Problem requirements =>
Your answer must consist solely of the number of lines that contain the word "screenshot".

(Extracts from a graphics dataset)

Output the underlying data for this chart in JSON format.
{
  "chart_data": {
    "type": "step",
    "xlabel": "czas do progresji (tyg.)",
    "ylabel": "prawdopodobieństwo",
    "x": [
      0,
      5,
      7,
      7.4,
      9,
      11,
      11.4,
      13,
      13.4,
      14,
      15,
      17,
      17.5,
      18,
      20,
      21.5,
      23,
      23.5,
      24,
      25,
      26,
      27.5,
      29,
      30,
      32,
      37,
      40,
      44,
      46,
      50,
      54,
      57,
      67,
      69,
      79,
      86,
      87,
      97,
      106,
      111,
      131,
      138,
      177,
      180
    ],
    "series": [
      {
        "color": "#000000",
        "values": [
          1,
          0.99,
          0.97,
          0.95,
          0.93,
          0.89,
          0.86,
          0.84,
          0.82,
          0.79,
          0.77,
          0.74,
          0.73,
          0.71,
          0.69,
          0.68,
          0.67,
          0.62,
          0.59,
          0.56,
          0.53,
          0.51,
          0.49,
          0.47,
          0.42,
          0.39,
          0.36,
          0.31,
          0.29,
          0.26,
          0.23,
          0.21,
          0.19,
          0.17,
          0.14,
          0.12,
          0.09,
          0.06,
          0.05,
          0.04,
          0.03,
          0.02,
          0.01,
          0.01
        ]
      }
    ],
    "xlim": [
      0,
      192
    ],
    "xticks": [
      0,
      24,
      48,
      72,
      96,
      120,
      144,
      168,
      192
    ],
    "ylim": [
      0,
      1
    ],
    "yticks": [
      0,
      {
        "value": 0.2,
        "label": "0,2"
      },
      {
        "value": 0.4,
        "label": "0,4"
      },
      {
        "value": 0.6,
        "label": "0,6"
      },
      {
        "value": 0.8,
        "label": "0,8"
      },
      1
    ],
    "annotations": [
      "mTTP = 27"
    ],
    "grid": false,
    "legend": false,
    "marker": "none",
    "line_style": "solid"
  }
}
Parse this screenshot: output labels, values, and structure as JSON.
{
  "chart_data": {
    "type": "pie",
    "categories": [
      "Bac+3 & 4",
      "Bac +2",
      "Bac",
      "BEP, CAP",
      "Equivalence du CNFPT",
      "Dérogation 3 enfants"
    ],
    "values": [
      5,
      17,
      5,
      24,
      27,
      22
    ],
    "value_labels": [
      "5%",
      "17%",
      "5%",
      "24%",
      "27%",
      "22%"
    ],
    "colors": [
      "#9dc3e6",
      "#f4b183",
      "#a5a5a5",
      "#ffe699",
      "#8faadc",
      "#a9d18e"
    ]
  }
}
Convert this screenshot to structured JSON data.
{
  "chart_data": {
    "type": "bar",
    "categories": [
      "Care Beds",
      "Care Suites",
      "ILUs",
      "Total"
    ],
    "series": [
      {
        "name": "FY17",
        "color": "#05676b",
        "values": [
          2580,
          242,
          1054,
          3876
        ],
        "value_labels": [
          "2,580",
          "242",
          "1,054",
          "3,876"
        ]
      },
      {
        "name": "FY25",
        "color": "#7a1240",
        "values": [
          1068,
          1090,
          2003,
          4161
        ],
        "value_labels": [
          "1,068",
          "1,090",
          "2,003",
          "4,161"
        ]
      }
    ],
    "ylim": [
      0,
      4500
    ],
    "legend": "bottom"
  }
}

Result for this exercise =>
2